··· Excerpt ···


  9. “Lol, no.”

    Financial independence is freedom.

    You never know what could happen, and he would always have the upper hand.

    Want space? Too bad can’t afford it.

    Want some thing he doesn’t want to pay for? Too bad, can’t afford it.

    He does something warranting breaking up? How will you afford leaving? It’ll be hard, take much longer.

    Big nope unless there is some form of monetary compensation for running the household (and using your tax credits, in certain countries).

  10. I like money. So why not both of us make money?

    Besides, I like working. My wife makes enough for me to stay home and vice versa but we both choose to keep working. Early retirement is a goal!

  11. I’ll give notice I’m leaving my career when the 3rd shovelful of dirt hits the lid of my coffin. I’ve fully earned and paid for where I am and I fully intend to keep going.

  12. When I was younger this was my dream, simply because my only ambition in life was to get married and have children.

    I’m now mid 30s, childless and single and I can’t think of anything worse than someone asking me to give up the career I’ve worked so hard for.

  13. I wouldn’t give up working completely, but it would be nice to have the freedom to work a job of my choosing and not have to worry about the amount I’m making.

  14. Mine did this and I said I wasn’t ready for that. I’m also not very comfortable asking for money everytime I want something especially if it’s not a necessity.

    What I did is kept a part time job, am able to stay social and be involved in all sorts of hobbies.

  15. As much as I’d love not having to work and being able to use that energy to improve my daily life (I have chronic post-stroke fatigue), I would feel too guilty about the stress that would cause my partner to be able to take him up on the offer.

··· Data listing ···

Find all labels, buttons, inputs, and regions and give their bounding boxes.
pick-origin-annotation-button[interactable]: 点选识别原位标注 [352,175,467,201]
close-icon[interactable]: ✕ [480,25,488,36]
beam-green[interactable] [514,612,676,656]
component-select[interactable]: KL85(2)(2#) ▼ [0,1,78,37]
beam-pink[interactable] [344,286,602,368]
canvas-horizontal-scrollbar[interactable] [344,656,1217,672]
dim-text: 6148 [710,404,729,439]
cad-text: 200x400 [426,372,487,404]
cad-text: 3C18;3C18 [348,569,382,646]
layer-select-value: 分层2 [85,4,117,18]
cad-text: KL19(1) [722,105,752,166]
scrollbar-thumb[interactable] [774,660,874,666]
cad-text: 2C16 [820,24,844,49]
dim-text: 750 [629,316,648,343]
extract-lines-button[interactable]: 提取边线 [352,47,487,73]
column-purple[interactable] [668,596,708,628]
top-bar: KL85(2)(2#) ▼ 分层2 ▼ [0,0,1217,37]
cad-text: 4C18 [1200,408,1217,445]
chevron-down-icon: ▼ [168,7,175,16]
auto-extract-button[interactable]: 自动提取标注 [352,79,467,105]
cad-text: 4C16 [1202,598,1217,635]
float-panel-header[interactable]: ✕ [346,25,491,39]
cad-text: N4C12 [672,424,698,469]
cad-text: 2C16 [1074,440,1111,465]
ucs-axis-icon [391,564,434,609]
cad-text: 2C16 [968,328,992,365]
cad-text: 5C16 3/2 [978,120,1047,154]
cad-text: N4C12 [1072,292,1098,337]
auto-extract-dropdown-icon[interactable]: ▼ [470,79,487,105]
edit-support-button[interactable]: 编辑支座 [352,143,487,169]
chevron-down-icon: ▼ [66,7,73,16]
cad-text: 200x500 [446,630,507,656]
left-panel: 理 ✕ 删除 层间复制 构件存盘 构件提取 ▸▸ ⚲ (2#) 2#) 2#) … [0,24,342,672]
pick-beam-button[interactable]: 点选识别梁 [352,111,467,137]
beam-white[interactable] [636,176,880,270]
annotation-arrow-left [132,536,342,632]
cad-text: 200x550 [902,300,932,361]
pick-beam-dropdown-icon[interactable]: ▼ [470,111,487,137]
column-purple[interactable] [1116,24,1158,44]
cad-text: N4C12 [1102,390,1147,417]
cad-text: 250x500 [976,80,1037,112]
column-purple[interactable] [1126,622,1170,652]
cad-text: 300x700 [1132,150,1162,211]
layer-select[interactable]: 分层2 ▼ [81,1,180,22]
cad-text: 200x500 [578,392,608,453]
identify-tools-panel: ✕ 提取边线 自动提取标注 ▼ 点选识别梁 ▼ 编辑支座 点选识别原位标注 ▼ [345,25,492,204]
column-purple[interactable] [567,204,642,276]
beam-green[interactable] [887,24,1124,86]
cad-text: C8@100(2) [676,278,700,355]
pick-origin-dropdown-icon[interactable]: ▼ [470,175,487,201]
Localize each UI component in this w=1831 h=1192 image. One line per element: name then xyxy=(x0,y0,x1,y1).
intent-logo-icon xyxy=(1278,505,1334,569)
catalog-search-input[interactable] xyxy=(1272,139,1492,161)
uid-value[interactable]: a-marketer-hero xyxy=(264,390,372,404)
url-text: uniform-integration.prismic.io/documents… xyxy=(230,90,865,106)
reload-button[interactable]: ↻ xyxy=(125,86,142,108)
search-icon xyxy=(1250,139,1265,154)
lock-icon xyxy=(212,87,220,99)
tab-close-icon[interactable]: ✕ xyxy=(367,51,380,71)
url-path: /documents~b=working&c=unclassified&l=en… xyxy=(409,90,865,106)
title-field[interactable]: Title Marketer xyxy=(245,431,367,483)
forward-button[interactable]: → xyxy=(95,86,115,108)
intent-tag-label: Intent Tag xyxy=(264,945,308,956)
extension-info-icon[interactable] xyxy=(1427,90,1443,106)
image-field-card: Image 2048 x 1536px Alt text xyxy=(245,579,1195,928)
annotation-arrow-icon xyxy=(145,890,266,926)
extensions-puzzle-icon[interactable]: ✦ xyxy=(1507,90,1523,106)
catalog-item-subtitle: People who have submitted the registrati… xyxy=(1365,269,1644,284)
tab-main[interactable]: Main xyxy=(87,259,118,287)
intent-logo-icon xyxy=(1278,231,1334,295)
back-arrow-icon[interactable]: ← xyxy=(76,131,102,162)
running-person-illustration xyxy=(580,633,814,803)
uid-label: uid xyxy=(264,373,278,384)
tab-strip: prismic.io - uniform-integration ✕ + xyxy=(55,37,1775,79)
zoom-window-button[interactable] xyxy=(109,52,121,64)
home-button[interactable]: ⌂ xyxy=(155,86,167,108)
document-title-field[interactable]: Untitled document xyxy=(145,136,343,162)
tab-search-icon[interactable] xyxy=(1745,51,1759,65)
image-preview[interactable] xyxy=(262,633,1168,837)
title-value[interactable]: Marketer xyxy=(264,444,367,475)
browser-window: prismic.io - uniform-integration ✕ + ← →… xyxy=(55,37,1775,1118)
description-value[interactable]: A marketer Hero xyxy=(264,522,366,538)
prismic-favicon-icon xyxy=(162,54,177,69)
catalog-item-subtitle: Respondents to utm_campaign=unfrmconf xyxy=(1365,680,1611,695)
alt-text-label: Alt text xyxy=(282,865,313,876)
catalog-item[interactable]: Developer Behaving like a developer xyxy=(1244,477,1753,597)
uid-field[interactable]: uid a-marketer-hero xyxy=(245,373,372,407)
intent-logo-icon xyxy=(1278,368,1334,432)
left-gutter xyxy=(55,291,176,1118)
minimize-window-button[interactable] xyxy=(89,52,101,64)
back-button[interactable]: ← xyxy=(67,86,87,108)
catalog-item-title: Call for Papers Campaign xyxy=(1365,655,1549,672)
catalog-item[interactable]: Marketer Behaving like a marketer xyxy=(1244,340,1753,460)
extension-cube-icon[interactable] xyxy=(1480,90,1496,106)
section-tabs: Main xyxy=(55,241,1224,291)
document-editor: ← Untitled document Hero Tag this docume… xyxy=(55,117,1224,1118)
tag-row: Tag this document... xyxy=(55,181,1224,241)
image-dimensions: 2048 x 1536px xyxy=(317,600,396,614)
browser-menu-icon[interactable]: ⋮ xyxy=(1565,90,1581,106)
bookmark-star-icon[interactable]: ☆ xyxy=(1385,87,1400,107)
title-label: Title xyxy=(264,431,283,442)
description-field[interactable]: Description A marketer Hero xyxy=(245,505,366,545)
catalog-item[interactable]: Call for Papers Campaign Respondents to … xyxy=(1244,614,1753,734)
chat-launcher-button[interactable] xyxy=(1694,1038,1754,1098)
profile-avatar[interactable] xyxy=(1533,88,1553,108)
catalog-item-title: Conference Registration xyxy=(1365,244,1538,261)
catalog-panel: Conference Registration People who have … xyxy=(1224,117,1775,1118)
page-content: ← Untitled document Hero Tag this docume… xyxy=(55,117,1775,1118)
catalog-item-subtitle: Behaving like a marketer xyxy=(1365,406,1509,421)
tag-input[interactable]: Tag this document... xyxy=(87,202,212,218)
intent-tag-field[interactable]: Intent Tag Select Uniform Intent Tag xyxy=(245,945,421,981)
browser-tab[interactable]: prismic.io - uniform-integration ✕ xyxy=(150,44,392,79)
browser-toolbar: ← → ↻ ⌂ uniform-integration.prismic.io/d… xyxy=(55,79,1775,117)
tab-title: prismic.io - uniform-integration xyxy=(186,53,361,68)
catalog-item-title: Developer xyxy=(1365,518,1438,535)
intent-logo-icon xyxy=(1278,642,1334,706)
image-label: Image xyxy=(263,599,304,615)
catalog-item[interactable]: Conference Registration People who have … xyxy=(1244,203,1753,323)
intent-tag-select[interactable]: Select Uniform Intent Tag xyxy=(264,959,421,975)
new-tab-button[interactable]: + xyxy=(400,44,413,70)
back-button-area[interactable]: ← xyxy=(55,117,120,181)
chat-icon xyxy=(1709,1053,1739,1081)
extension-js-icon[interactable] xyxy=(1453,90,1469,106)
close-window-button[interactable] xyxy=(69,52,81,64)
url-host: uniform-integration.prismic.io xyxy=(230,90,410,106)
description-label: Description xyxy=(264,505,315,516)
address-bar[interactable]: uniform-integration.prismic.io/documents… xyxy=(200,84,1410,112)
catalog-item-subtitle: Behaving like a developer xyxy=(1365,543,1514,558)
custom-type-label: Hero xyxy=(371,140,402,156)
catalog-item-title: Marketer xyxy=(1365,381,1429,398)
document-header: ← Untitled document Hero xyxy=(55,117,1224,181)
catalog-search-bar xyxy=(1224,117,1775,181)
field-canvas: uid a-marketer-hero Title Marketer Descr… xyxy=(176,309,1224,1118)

···

Set of tasks
1. Decide whether each statement below agrees with the excerpt. Answer yes or no for each, and quote the words from the excerpt that settle it.
(a) The writer of comment 10 says their wife earns enough for them to stay home.
(b) The writer of comment 12 is in their mid 30s and married.
(c) The writer of comment 14 kept a full-time job.
2. In the excerpt, what health condition does the writer of comment 15 say they have?
3. Quote the excerpt word for word, starting with "11. I’ll give" and going on through "amount I’m making.".

Results by task
1.
(a) Yes: "My wife makes enough for me to stay home and vice versa"
(b) No: "I’m now mid 30s, childless and single"
(c) No: "What I did is kept a part time job"

2. Chronic post-stroke fatigue.

3.
11. I’ll give notice I’m leaving my career when the 3rd shovelful of dirt hits the lid of my coffin. I’ve fully earned and paid for where I am and I fully intend to keep going.

  12. When I was younger this was my dream, simply because my only ambition in life was to get married and have children.

    I’m now mid 30s, childless and single and I can’t think of anything worse than someone asking me to give up the career I’ve worked so hard for.

  13. I wouldn’t give up working completely, but it would be nice to have the freedom to work a job of my choosing and not have to worry about the amount I’m making.